[What is asked]
Copy every line of the listing below exactly, but omit the pictures.

(Dataset listing)

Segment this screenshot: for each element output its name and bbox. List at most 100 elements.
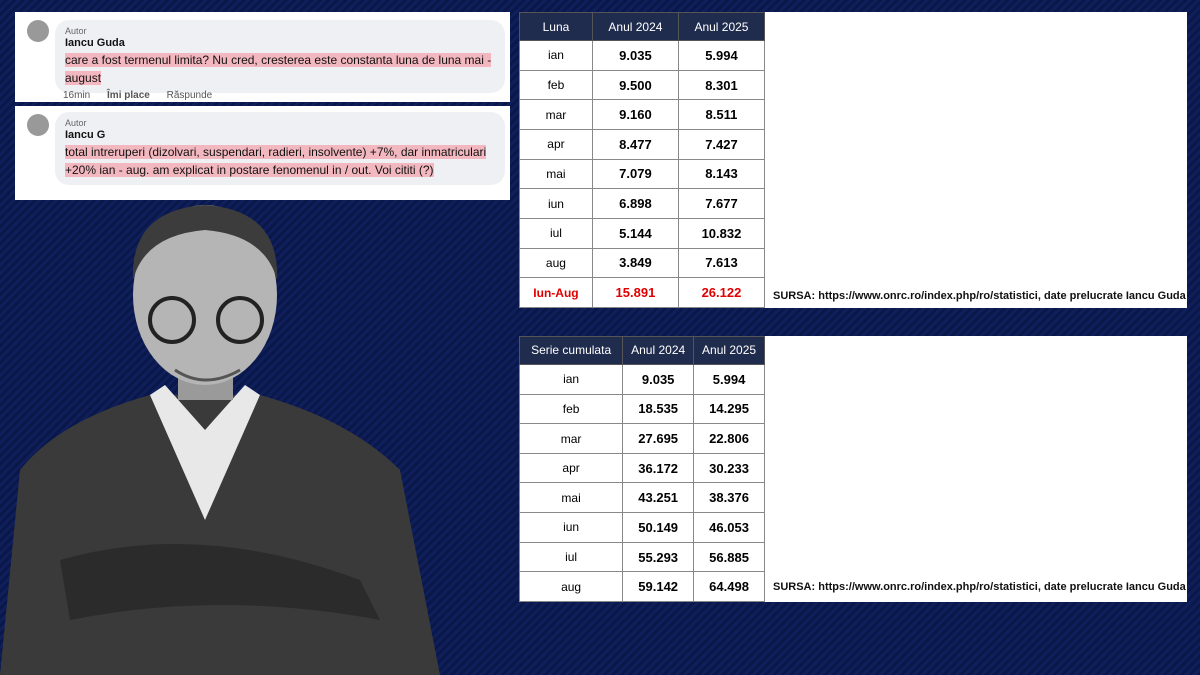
table-cell: 3.849 [591, 247, 679, 279]
table-cell: 55.293 [622, 541, 695, 573]
table-row: ian 9.035 5.994 [519, 40, 766, 71]
time: 16min [63, 90, 91, 101]
table-cell: 27.695 [622, 423, 695, 454]
table-cell: ian [519, 40, 593, 71]
header-cell: Anul 2024 [622, 336, 695, 365]
table-row: apr 8.477 7.427 [519, 128, 766, 160]
comment-text: total intreruperi (dizolvari, suspendari… [65, 145, 487, 177]
author-badge: Autor [65, 118, 87, 128]
header-row: Serie cumulata Anul 2024 Anul 2025 [518, 336, 765, 365]
table-cell: mar [519, 99, 593, 130]
header-cell: Luna [519, 11, 593, 42]
author-badge: Autor [65, 26, 87, 36]
table-cell: 9.035 [591, 40, 679, 71]
table-cell: 18.535 [622, 393, 695, 425]
table-cell: ian [518, 363, 624, 395]
table-cell: 64.498 [693, 571, 765, 602]
table-cell: 36.172 [622, 452, 695, 484]
table-cell: 56.885 [693, 541, 765, 573]
header-cell: Serie cumulata [518, 336, 624, 365]
table-cell: 8.511 [677, 99, 766, 130]
comment-text: care a fost termenul limita? Nu cred, cr… [65, 53, 492, 85]
smile [174, 368, 241, 382]
avatar [27, 20, 49, 42]
table-cell: 5.994 [677, 40, 766, 71]
source: SURSA: https://www.onrc.ro/index.php/ro/… [773, 581, 1186, 593]
reply-button[interactable]: Răspunde [166, 90, 213, 101]
table-row: mai 7.079 8.143 [519, 158, 766, 190]
table-cell: 7.427 [677, 128, 766, 160]
table-cell: 7.613 [677, 247, 766, 279]
header-cell: Anul 2025 [677, 11, 766, 42]
table-cell: 46.053 [693, 512, 765, 543]
table-cell: iul [519, 217, 593, 249]
table-cell: mai [518, 482, 624, 514]
source: SURSA: https://www.onrc.ro/index.php/ro/… [773, 290, 1186, 302]
like-button[interactable]: Îmi place [107, 90, 150, 101]
table-cell: 5.144 [591, 217, 679, 249]
table-row: apr 36.172 30.233 [518, 452, 765, 484]
table-cell: mar [518, 423, 624, 454]
comment: Autor Iancu Guda care a fost termenul li… [15, 12, 510, 102]
table-row: ian 9.035 5.994 [518, 363, 765, 395]
table-row: iul 55.293 56.885 [518, 541, 765, 573]
table-cell: 22.806 [693, 423, 765, 454]
table-cell: mai [519, 158, 593, 190]
author[interactable]: Iancu G [65, 129, 106, 141]
avatar [27, 114, 49, 136]
table-row: iun 6.898 7.677 [519, 188, 766, 219]
table-row: mar 9.160 8.511 [519, 99, 766, 130]
hair [132, 205, 278, 280]
table-cell: apr [519, 128, 593, 160]
total-row: Iun-Aug 15.891 26.122 [519, 277, 766, 308]
glasses [216, 296, 264, 344]
table-cell: 50.149 [622, 512, 695, 543]
table-cell: 9.035 [622, 363, 695, 395]
table-cell: 43.251 [622, 482, 695, 514]
data-panel: Luna Anul 2024 Anul 2025 ian 9.035 5.994 feb 9.… [519, 11, 1187, 308]
data-panel: Serie cumulata Anul 2024 Anul 2025 ian 9.035… [518, 336, 1187, 602]
chart: 1 - SRL-uri inmatriculate (serie lunara)… [768, 12, 1187, 284]
glasses [148, 296, 196, 344]
total-cell: 26.122 [677, 277, 766, 308]
table-cell: iun [519, 188, 593, 219]
table-cell: 9.500 [591, 69, 679, 101]
total-cell: 15.891 [591, 277, 679, 308]
table-cell: 14.295 [693, 393, 765, 425]
table-cell: aug [518, 571, 624, 602]
table-row: aug 59.142 64.498 [518, 571, 765, 602]
table-cell: feb [519, 69, 593, 101]
table-cell: 38.376 [693, 482, 765, 514]
table-row: mai 43.251 38.376 [518, 482, 765, 514]
table-cell: feb [518, 393, 624, 425]
table-row: iun 50.149 46.053 [518, 512, 765, 543]
shirt [150, 385, 260, 520]
table-cell: iun [518, 512, 624, 543]
table-row: feb 9.500 8.301 [519, 69, 766, 101]
table-cell: 8.477 [591, 128, 679, 160]
comment-bubble: Autor Iancu Guda care a fost termenul li… [55, 20, 505, 93]
data-table: Luna Anul 2024 Anul 2025 ian 9.035 5.994 feb 9.… [519, 11, 766, 308]
table-cell: 9.160 [591, 99, 679, 130]
author[interactable]: Iancu Guda [65, 37, 125, 49]
comment-meta: 16min Îmi place Răspunde [63, 90, 226, 101]
table-row: iul 5.144 10.832 [519, 217, 766, 249]
table-cell: 8.143 [677, 158, 766, 190]
header-cell: Anul 2025 [693, 336, 765, 365]
table-cell: 7.677 [677, 188, 766, 219]
header-cell: Anul 2024 [591, 11, 679, 42]
table-cell: 30.233 [693, 452, 765, 484]
table-cell: aug [519, 247, 593, 279]
table-cell: 5.994 [693, 363, 765, 395]
table-row: aug 3.849 7.613 [519, 247, 766, 279]
table-cell: 10.832 [677, 217, 766, 249]
data-table: Serie cumulata Anul 2024 Anul 2025 ian 9.035… [518, 336, 765, 602]
table-cell: 8.301 [677, 69, 766, 101]
table-cell: apr [518, 452, 624, 484]
table-cell: 6.898 [591, 188, 679, 219]
comment: Autor Iancu G total intreruperi (dizolva… [15, 106, 510, 200]
chart: 2 - SRL-uri inmatriculate (serie cumulat… [768, 336, 1187, 576]
total-cell: Iun-Aug [519, 277, 593, 308]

[Answer to this problem]
Segment this screenshot: for each element output its name and bbox. List at most 100 elements.
table-cell: 3.849 [591, 247, 679, 279]
table-cell: 55.293 [622, 541, 695, 573]
table-row: ian 9.035 5.994 [519, 40, 766, 71]
time: 16min [63, 90, 91, 101]
table-cell: 27.695 [622, 423, 695, 454]
table-cell: ian [519, 40, 593, 71]
header-cell: Anul 2024 [622, 336, 695, 365]
table-row: apr 8.477 7.427 [519, 128, 766, 160]
comment-text: total intreruperi (dizolvari, suspendari… [65, 145, 487, 177]
author-badge: Autor [65, 118, 87, 128]
header-row: Serie cumulata Anul 2024 Anul 2025 [518, 336, 765, 365]
table-cell: mar [519, 99, 593, 130]
header-cell: Luna [519, 11, 593, 42]
author-badge: Autor [65, 26, 87, 36]
table-cell: 9.035 [591, 40, 679, 71]
table-cell: 18.535 [622, 393, 695, 425]
table-cell: ian [518, 363, 624, 395]
table-cell: 64.498 [693, 571, 765, 602]
table-cell: 36.172 [622, 452, 695, 484]
table-cell: 56.885 [693, 541, 765, 573]
header-cell: Serie cumulata [518, 336, 624, 365]
table-cell: 8.511 [677, 99, 766, 130]
comment-text: care a fost termenul limita? Nu cred, cr… [65, 53, 492, 85]
smile [174, 368, 241, 382]
avatar [27, 20, 49, 42]
table-cell: 5.994 [677, 40, 766, 71]
source: SURSA: https://www.onrc.ro/index.php/ro/… [773, 581, 1186, 593]
reply-button[interactable]: Răspunde [166, 90, 213, 101]
table-row: mai 7.079 8.143 [519, 158, 766, 190]
table-cell: 7.427 [677, 128, 766, 160]
table-cell: 7.613 [677, 247, 766, 279]
header-cell: Anul 2025 [677, 11, 766, 42]
table-cell: 46.053 [693, 512, 765, 543]
table-cell: iul [519, 217, 593, 249]
table-cell: mai [518, 482, 624, 514]
source: SURSA: https://www.onrc.ro/index.php/ro/… [773, 290, 1186, 302]
like-button[interactable]: Îmi place [107, 90, 150, 101]
table-cell: 5.144 [591, 217, 679, 249]
table-row: apr 36.172 30.233 [518, 452, 765, 484]
table-cell: mar [518, 423, 624, 454]
comment: Autor Iancu Guda care a fost termenul li… [15, 12, 510, 102]
table-row: ian 9.035 5.994 [518, 363, 765, 395]
table-row: iul 55.293 56.885 [518, 541, 765, 573]
table-cell: 22.806 [693, 423, 765, 454]
table-cell: mai [519, 158, 593, 190]
author[interactable]: Iancu G [65, 129, 106, 141]
avatar [27, 114, 49, 136]
table-row: iun 6.898 7.677 [519, 188, 766, 219]
table-row: mar 9.160 8.511 [519, 99, 766, 130]
hair [132, 205, 278, 280]
table-cell: apr [519, 128, 593, 160]
total-row: Iun-Aug 15.891 26.122 [519, 277, 766, 308]
glasses [216, 296, 264, 344]
table-cell: 50.149 [622, 512, 695, 543]
table-cell: 9.035 [622, 363, 695, 395]
table-cell: 43.251 [622, 482, 695, 514]
data-panel: Luna Anul 2024 Anul 2025 ian 9.035 5.994 feb 9.… [519, 11, 1187, 308]
data-panel: Serie cumulata Anul 2024 Anul 2025 ian 9.035… [518, 336, 1187, 602]
chart: 1 - SRL-uri inmatriculate (serie lunara)… [768, 12, 1187, 284]
glasses [148, 296, 196, 344]
total-cell: 26.122 [677, 277, 766, 308]
table-cell: iun [519, 188, 593, 219]
table-cell: 9.500 [591, 69, 679, 101]
total-cell: 15.891 [591, 277, 679, 308]
table-cell: 14.295 [693, 393, 765, 425]
table-cell: aug [518, 571, 624, 602]
table-row: aug 59.142 64.498 [518, 571, 765, 602]
table-cell: feb [519, 69, 593, 101]
table-cell: 38.376 [693, 482, 765, 514]
table-row: mai 43.251 38.376 [518, 482, 765, 514]
table-cell: feb [518, 393, 624, 425]
table-row: iun 50.149 46.053 [518, 512, 765, 543]
shirt [150, 385, 260, 520]
table-cell: iun [518, 512, 624, 543]
table-row: feb 9.500 8.301 [519, 69, 766, 101]
table-cell: 8.477 [591, 128, 679, 160]
comment-bubble: Autor Iancu Guda care a fost termenul li… [55, 20, 505, 93]
data-table: Luna Anul 2024 Anul 2025 ian 9.035 5.994 feb 9.… [519, 11, 766, 308]
table-cell: 9.160 [591, 99, 679, 130]
author[interactable]: Iancu Guda [65, 37, 125, 49]
comment-meta: 16min Îmi place Răspunde [63, 90, 226, 101]
table-row: iul 5.144 10.832 [519, 217, 766, 249]
table-cell: 8.143 [677, 158, 766, 190]
header-cell: Anul 2025 [693, 336, 765, 365]
table-cell: 7.677 [677, 188, 766, 219]
header-cell: Anul 2024 [591, 11, 679, 42]
table-cell: 30.233 [693, 452, 765, 484]
table-cell: aug [519, 247, 593, 279]
table-cell: 5.994 [693, 363, 765, 395]
table-row: aug 3.849 7.613 [519, 247, 766, 279]
table-cell: 10.832 [677, 217, 766, 249]
data-table: Serie cumulata Anul 2024 Anul 2025 ian 9.035… [518, 336, 765, 602]
table-cell: 8.301 [677, 69, 766, 101]
table-cell: apr [518, 452, 624, 484]
table-cell: 6.898 [591, 188, 679, 219]
comment: Autor Iancu G total intreruperi (dizolva… [15, 106, 510, 200]
chart: 2 - SRL-uri inmatriculate (serie cumulat… [768, 336, 1187, 576]
total-cell: Iun-Aug [519, 277, 593, 308]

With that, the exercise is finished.